** BEGIN Records for processing **

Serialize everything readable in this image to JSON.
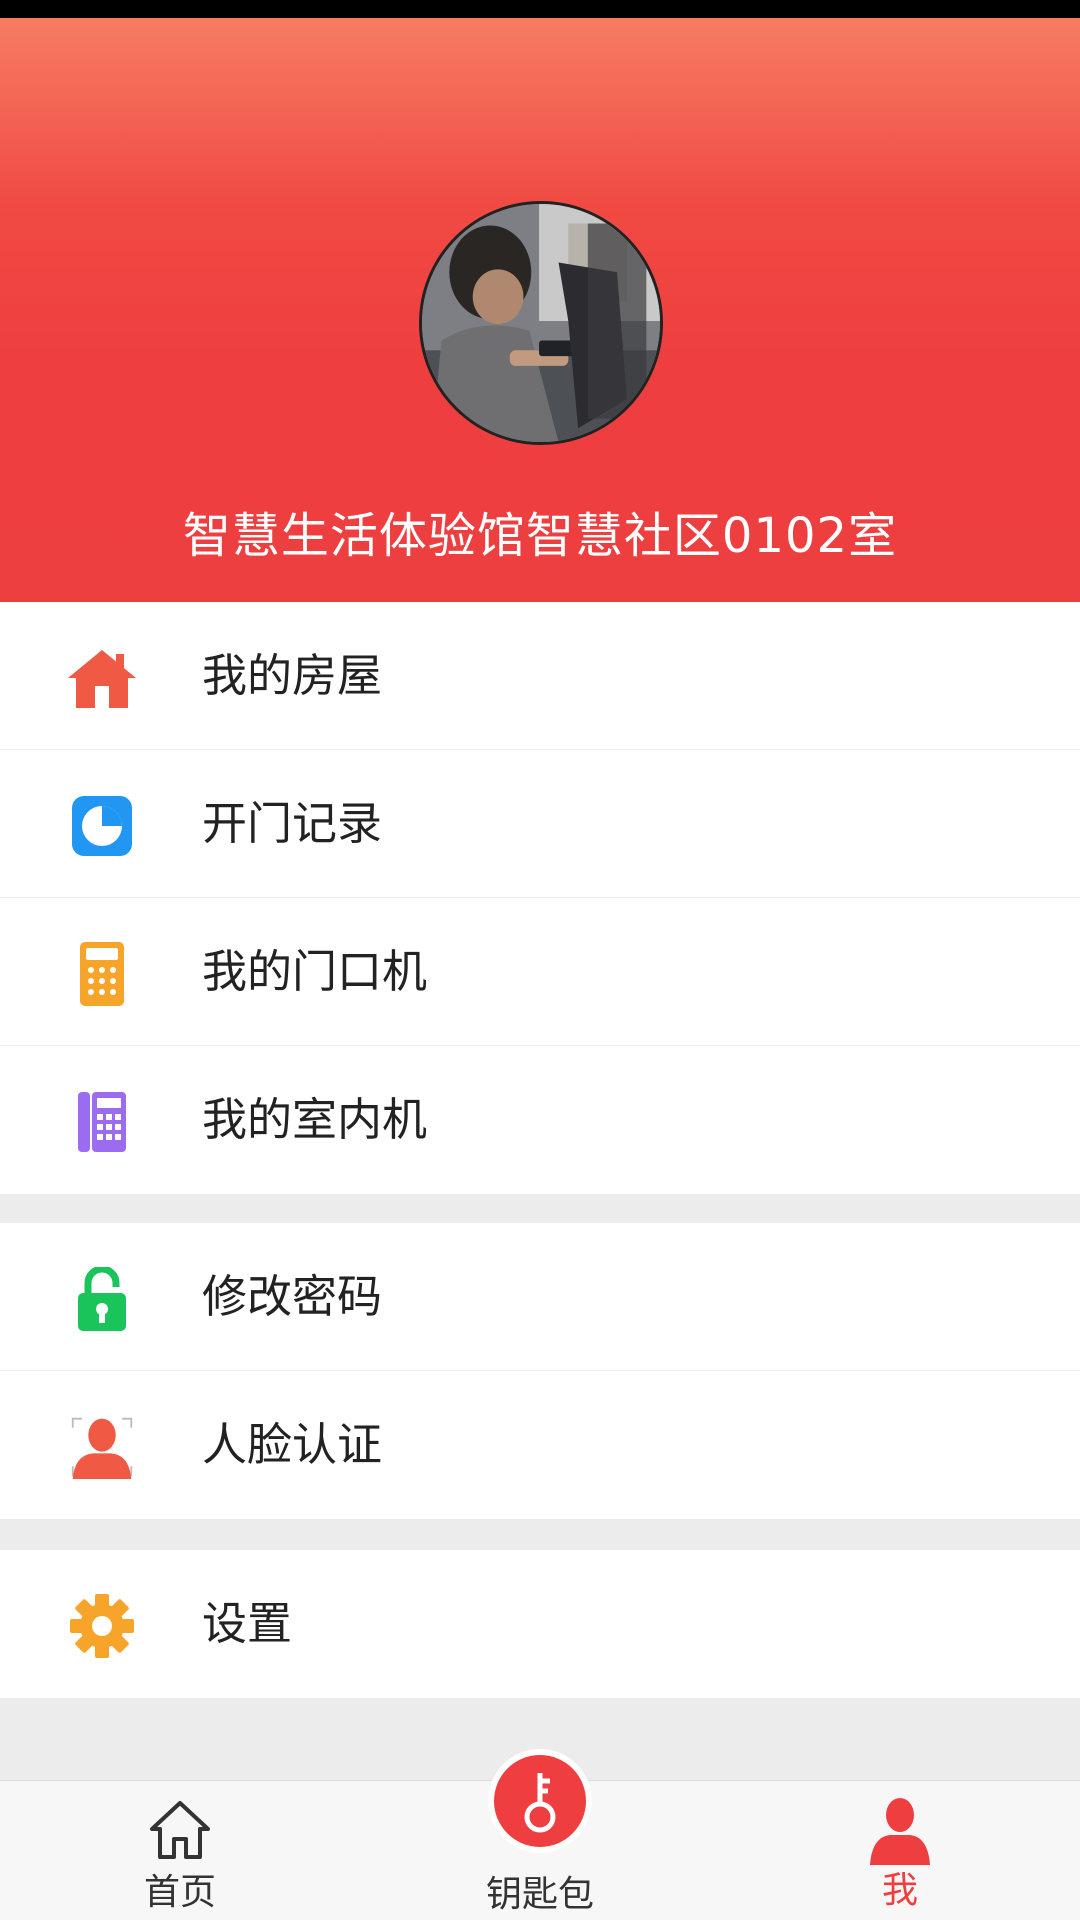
{
  "header": {
    "room_name": "智慧生活体验馆智慧社区0102室"
  },
  "menu": {
    "group1": [
      {
        "label": "我的房屋",
        "icon": "house-icon",
        "color": "#f05a45"
      },
      {
        "label": "开门记录",
        "icon": "pie-chart-icon",
        "color": "#2196f3"
      },
      {
        "label": "我的门口机",
        "icon": "keypad-icon",
        "color": "#f7a42a"
      },
      {
        "label": "我的室内机",
        "icon": "intercom-icon",
        "color": "#9b6cf0"
      }
    ],
    "group2": [
      {
        "label": "修改密码",
        "icon": "unlock-icon",
        "color": "#1bc45a"
      },
      {
        "label": "人脸认证",
        "icon": "face-id-icon",
        "color": "#f05a45"
      }
    ],
    "group3": [
      {
        "label": "设置",
        "icon": "gear-icon",
        "color": "#f7a42a"
      }
    ]
  },
  "bottom_nav": {
    "home": "首页",
    "keys": "钥匙包",
    "me": "我",
    "active_color": "#ee3e3f"
  }
}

** END Records for processing **

• _Goal of the exercise_: Skip the pictures and transcribe the rest of the records exactly.

• _Reply_:
Serialize everything readable in this image to JSON.
{
  "header": {
    "room_name": "智慧生活体验馆智慧社区0102室"
  },
  "menu": {
    "group1": [
      {
        "label": "我的房屋",
        "icon": "house-icon",
        "color": "#f05a45"
      },
      {
        "label": "开门记录",
        "icon": "pie-chart-icon",
        "color": "#2196f3"
      },
      {
        "label": "我的门口机",
        "icon": "keypad-icon",
        "color": "#f7a42a"
      },
      {
        "label": "我的室内机",
        "icon": "intercom-icon",
        "color": "#9b6cf0"
      }
    ],
    "group2": [
      {
        "label": "修改密码",
        "icon": "unlock-icon",
        "color": "#1bc45a"
      },
      {
        "label": "人脸认证",
        "icon": "face-id-icon",
        "color": "#f05a45"
      }
    ],
    "group3": [
      {
        "label": "设置",
        "icon": "gear-icon",
        "color": "#f7a42a"
      }
    ]
  },
  "bottom_nav": {
    "home": "首页",
    "keys": "钥匙包",
    "me": "我",
    "active_color": "#ee3e3f"
  }
}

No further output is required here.